Dataset excerpts:
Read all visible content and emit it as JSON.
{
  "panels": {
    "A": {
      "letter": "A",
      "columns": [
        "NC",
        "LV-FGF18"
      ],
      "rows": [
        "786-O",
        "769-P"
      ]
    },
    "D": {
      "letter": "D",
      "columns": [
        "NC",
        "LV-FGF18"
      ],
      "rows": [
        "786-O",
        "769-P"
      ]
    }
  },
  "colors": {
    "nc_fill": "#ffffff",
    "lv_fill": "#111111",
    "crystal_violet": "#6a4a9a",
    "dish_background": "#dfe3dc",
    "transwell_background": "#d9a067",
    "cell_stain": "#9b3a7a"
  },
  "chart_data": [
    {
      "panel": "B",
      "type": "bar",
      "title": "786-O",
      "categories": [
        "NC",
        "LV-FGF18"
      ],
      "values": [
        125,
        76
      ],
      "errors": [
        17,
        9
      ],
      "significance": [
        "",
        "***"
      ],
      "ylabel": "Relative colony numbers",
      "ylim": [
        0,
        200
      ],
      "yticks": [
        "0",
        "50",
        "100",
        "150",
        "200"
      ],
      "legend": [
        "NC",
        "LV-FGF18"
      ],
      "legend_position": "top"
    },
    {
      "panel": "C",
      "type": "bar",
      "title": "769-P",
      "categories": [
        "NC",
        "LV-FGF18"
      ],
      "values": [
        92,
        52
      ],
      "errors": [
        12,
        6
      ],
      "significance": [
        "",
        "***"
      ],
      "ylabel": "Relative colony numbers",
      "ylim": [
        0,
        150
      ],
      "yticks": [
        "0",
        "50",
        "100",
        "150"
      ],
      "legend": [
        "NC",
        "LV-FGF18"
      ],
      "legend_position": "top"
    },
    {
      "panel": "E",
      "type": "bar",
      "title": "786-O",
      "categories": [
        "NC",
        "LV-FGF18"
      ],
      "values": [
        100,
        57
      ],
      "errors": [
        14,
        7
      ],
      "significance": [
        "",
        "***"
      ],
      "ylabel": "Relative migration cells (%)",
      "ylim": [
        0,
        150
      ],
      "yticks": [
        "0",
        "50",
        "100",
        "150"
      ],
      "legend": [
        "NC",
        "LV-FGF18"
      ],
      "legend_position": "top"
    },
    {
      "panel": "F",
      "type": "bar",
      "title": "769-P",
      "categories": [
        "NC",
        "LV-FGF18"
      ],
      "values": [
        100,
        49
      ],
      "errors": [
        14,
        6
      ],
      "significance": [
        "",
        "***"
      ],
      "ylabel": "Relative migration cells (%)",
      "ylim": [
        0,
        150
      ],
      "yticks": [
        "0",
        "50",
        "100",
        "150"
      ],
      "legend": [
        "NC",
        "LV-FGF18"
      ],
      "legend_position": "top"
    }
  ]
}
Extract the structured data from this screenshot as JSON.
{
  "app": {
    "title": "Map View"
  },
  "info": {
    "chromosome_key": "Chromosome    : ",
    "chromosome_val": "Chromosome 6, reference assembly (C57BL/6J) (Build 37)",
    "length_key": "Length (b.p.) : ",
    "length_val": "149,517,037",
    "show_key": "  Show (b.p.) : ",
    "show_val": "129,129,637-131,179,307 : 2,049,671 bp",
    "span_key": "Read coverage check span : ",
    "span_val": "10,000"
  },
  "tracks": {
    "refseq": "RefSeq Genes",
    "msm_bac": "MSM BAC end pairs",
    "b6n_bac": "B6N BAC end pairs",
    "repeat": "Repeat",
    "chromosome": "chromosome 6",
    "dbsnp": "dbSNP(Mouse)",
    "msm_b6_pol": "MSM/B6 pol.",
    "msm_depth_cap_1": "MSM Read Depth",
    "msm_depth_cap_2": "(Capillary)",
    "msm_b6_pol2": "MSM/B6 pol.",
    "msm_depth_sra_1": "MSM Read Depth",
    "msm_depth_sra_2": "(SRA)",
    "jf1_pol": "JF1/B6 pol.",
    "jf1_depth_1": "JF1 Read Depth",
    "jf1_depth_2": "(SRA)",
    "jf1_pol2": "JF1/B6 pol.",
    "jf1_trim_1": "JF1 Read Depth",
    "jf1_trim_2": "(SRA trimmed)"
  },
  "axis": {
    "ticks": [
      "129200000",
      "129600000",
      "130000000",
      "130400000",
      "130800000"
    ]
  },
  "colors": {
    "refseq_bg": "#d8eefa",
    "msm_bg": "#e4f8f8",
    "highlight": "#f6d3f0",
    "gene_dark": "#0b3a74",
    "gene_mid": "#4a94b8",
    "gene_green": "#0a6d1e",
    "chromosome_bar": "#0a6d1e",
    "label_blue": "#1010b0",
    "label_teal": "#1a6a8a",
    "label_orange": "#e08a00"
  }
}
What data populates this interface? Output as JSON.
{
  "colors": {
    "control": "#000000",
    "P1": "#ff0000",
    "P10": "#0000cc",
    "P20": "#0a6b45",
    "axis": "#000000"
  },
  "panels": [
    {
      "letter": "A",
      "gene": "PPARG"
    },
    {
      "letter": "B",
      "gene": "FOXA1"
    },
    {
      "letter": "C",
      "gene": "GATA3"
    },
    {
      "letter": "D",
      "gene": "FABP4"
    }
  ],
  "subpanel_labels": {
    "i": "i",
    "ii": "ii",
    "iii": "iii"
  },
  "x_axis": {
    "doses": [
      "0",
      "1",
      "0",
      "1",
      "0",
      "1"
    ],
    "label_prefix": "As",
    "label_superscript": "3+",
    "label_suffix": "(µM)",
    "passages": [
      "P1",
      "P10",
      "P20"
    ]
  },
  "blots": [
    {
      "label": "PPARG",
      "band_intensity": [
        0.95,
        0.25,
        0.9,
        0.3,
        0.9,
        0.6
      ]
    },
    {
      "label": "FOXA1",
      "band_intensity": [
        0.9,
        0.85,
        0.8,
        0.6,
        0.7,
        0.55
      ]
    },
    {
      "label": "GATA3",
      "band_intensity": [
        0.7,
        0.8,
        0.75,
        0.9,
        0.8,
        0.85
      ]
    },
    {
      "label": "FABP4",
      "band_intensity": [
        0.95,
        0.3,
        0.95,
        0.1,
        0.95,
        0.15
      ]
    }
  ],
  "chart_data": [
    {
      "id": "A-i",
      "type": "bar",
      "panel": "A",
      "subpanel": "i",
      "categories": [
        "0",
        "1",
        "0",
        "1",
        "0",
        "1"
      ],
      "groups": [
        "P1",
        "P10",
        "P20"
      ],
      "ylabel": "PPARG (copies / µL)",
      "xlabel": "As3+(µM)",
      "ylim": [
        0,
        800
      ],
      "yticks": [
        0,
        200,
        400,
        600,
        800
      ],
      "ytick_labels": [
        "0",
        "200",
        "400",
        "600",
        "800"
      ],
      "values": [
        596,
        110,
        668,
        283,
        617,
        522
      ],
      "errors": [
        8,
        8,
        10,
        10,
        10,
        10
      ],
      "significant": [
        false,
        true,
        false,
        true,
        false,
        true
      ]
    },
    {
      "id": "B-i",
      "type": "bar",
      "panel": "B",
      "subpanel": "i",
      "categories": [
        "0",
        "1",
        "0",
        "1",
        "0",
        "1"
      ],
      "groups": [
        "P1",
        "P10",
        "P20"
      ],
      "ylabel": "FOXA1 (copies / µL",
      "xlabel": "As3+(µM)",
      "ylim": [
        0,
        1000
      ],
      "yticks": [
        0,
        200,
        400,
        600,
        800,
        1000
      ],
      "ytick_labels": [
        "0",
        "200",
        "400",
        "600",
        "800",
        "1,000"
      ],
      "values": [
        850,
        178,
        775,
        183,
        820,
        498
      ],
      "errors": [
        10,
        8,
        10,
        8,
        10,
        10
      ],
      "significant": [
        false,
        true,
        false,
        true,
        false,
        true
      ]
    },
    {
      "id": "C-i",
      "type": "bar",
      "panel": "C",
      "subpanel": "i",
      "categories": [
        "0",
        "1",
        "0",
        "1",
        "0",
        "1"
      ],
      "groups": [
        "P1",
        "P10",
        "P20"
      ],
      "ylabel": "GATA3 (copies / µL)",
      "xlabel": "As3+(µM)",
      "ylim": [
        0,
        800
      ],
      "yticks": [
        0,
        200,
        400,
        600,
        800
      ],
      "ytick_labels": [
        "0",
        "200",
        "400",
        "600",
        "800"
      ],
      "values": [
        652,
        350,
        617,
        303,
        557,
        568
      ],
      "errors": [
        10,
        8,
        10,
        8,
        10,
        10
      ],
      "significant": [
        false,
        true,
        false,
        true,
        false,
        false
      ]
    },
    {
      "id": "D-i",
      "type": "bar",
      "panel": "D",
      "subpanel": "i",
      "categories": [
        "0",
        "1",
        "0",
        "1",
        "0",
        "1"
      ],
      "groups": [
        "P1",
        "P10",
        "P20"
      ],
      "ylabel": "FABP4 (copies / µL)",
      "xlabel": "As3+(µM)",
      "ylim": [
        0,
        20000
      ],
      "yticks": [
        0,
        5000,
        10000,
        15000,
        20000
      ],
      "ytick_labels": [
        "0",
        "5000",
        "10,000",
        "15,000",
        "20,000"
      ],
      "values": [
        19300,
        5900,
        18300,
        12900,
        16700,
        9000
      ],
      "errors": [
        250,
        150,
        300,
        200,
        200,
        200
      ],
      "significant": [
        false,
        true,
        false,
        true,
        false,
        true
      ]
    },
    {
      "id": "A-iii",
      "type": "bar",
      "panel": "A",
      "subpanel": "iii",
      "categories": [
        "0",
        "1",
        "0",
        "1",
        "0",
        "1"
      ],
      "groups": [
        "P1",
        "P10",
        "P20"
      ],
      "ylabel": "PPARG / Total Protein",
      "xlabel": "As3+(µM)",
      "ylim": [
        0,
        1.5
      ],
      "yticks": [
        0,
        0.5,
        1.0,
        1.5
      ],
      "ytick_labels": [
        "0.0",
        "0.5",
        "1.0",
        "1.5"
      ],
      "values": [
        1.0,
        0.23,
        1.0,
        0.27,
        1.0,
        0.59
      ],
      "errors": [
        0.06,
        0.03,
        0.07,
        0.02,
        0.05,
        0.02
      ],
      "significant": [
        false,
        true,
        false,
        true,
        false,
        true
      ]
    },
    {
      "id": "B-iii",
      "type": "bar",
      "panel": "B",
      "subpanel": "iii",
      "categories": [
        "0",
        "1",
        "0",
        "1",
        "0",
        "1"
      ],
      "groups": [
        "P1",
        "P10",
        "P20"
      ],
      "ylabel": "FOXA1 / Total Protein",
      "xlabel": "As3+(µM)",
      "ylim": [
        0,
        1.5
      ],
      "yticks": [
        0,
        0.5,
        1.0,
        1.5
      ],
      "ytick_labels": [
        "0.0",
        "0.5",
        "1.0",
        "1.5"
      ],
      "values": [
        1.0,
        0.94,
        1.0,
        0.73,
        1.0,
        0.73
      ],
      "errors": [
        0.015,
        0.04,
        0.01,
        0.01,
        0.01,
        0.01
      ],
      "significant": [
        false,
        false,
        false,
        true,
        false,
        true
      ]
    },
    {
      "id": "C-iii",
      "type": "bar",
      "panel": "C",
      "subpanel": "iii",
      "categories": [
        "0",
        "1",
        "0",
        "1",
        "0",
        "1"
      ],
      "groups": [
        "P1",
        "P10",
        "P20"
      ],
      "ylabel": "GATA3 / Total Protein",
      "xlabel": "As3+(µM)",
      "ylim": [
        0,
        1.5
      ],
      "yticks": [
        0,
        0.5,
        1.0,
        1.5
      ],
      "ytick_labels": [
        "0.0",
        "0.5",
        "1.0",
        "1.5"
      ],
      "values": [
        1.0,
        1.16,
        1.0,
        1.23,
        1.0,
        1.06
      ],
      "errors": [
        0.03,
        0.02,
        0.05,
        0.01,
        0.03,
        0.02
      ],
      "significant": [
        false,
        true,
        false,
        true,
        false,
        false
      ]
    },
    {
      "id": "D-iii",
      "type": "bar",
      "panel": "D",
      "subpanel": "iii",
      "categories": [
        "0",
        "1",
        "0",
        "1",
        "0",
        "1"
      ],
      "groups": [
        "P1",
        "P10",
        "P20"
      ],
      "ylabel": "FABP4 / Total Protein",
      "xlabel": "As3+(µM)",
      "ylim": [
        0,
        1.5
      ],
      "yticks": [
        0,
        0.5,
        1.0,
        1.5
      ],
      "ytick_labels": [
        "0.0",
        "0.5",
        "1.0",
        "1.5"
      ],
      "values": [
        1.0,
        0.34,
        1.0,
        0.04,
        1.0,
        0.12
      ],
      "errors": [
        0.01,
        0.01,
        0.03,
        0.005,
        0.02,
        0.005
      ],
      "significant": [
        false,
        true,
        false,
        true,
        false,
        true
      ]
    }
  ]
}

▶ AIM OF THE TASK:
If a line in the records contains the word "Read", copy it.

▶ EXERCISE RESULT:
Read all visible content and emit it as JSON.
    "span_key": "Read coverage check span : ",
    "msm_depth_cap_1": "MSM Read Depth",
    "msm_depth_sra_1": "MSM Read Depth",
    "jf1_depth_1": "JF1 Read Depth",
    "jf1_trim_1": "JF1 Read Depth",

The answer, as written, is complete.